§ **OBJECTIVE**: Count up the lines in the following listing that hold the word "静脉注射毒品", then give only that count.

§ **SUPPLIED DATA**:
--------------------------------------------------

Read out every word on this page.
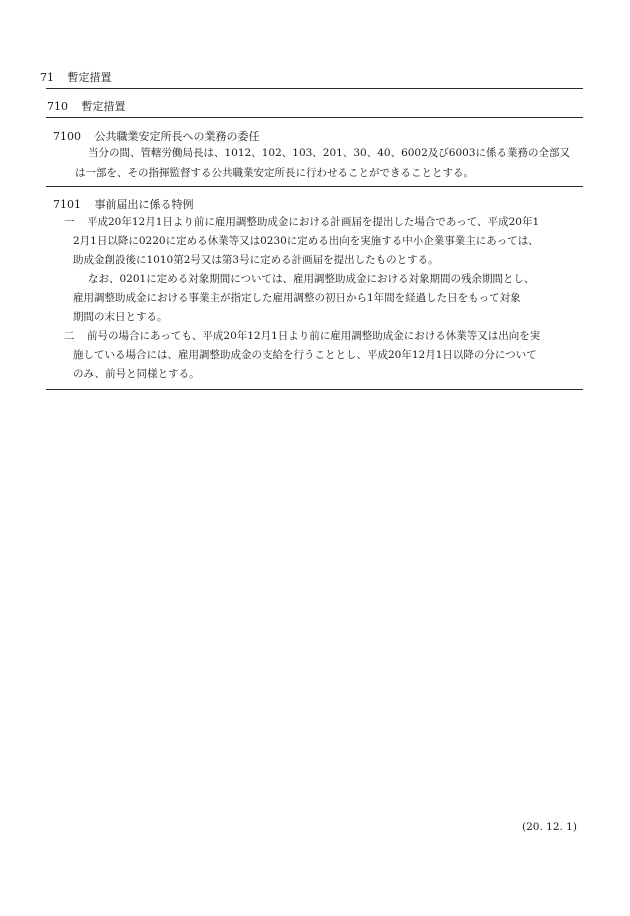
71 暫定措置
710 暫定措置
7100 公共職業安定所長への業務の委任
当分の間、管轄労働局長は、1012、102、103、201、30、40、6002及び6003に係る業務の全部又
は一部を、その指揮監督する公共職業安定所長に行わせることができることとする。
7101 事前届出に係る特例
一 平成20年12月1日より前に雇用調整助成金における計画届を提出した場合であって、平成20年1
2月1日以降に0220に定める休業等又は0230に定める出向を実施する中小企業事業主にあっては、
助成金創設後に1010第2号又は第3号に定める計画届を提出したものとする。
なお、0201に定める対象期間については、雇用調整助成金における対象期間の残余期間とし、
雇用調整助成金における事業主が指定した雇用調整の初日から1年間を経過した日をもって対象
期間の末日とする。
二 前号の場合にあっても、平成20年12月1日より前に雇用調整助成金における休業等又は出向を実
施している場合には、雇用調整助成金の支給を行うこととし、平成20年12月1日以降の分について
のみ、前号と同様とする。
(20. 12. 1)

--------------------------------------------------

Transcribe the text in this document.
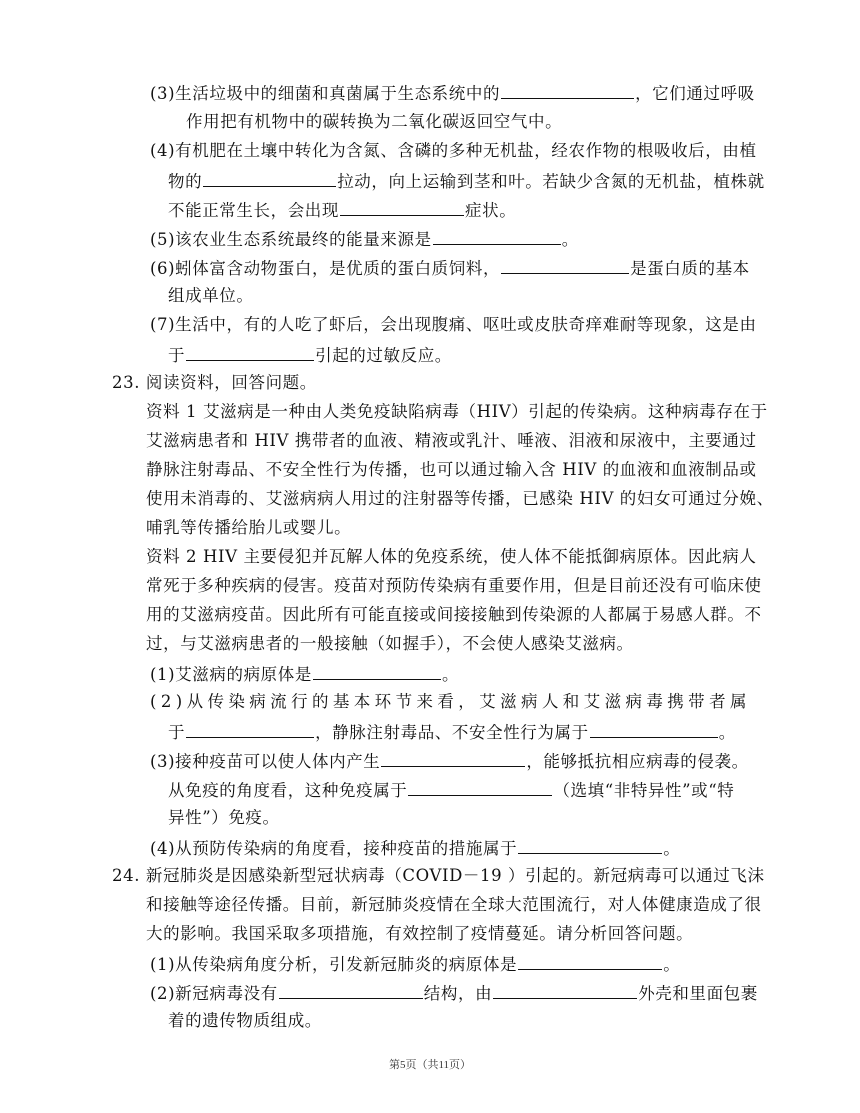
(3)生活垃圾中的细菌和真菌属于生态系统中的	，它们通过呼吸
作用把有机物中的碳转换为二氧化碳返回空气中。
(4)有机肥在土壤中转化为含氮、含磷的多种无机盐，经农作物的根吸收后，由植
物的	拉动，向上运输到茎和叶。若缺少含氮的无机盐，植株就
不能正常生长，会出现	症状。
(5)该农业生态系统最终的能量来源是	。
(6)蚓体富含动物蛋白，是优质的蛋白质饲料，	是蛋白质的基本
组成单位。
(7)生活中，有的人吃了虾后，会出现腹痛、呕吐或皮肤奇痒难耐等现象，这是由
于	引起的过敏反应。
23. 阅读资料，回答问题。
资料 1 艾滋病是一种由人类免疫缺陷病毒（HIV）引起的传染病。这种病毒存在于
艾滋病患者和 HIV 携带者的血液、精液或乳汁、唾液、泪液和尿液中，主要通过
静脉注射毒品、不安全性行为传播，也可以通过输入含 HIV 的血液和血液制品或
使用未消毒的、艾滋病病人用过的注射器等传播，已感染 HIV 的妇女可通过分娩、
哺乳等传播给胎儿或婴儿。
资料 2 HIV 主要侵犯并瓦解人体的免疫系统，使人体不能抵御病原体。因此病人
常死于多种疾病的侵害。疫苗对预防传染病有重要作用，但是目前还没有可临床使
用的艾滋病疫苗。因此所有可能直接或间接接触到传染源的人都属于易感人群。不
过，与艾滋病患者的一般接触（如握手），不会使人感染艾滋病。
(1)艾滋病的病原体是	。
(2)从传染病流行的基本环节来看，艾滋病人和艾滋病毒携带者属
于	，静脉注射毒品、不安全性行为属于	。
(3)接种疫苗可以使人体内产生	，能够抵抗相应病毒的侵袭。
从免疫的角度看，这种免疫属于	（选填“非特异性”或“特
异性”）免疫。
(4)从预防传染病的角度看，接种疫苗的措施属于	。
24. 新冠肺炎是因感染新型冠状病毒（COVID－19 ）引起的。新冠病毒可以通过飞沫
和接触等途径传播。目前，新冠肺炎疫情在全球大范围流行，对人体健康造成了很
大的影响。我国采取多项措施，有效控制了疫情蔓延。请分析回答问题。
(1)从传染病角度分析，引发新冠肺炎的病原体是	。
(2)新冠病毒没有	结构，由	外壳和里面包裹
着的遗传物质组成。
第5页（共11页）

--------------------------------------------------

§ **SOLUTION BELOW**: 2